Task details
Copy out each line of the material in which the word "Gaza" appears.

Exercise material
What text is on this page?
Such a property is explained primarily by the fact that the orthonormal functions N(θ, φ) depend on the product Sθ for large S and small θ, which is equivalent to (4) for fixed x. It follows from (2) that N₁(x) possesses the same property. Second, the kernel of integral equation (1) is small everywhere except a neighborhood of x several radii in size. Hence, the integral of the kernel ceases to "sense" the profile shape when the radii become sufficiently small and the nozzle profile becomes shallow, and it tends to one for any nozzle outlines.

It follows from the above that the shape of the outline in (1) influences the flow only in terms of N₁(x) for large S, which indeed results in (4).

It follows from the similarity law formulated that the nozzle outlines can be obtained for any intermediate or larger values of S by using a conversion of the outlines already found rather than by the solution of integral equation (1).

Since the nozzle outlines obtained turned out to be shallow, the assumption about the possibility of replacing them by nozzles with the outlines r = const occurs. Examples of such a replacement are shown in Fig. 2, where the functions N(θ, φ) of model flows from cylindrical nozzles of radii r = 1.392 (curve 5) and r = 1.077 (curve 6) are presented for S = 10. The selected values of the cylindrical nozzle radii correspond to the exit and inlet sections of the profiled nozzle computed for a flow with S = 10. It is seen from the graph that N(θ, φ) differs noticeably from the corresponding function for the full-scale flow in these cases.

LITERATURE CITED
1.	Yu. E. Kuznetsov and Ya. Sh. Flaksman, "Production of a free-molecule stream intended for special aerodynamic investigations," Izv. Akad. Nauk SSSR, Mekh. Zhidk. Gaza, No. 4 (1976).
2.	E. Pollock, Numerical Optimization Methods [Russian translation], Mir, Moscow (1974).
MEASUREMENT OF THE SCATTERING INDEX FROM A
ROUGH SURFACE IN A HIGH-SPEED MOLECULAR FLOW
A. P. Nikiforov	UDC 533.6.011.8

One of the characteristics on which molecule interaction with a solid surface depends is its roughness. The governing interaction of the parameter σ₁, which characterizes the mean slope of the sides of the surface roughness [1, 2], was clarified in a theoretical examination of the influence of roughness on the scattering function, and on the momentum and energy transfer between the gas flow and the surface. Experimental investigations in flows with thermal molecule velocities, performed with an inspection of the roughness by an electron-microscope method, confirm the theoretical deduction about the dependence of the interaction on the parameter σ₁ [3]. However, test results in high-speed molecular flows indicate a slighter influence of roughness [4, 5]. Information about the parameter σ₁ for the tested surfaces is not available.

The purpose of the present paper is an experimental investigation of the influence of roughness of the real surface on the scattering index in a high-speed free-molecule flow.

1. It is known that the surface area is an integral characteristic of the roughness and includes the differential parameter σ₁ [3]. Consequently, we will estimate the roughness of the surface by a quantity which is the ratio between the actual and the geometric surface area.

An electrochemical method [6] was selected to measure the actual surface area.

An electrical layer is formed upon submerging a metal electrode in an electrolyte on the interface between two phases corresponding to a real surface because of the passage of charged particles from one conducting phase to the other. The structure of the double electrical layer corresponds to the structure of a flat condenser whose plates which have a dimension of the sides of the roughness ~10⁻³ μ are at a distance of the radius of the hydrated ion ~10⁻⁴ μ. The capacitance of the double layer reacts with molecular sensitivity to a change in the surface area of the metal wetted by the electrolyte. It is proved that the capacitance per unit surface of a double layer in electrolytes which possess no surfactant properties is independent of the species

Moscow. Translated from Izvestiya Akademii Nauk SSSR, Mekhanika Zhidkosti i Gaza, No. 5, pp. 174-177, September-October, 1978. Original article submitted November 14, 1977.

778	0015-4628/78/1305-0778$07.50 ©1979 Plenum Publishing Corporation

Exercise solution
1.	Yu. E. Kuznetsov and Ya. Sh. Flaksman, "Production of a free-molecule stream intended for special aerodynamic investigations," Izv. Akad. Nauk SSSR, Mekh. Zhidk. Gaza, No. 4 (1976).
Moscow. Translated from Izvestiya Akademii Nauk SSSR, Mekhanika Zhidkosti i Gaza, No. 5, pp. 174-177, September-October, 1978. Original article submitted November 14, 1977.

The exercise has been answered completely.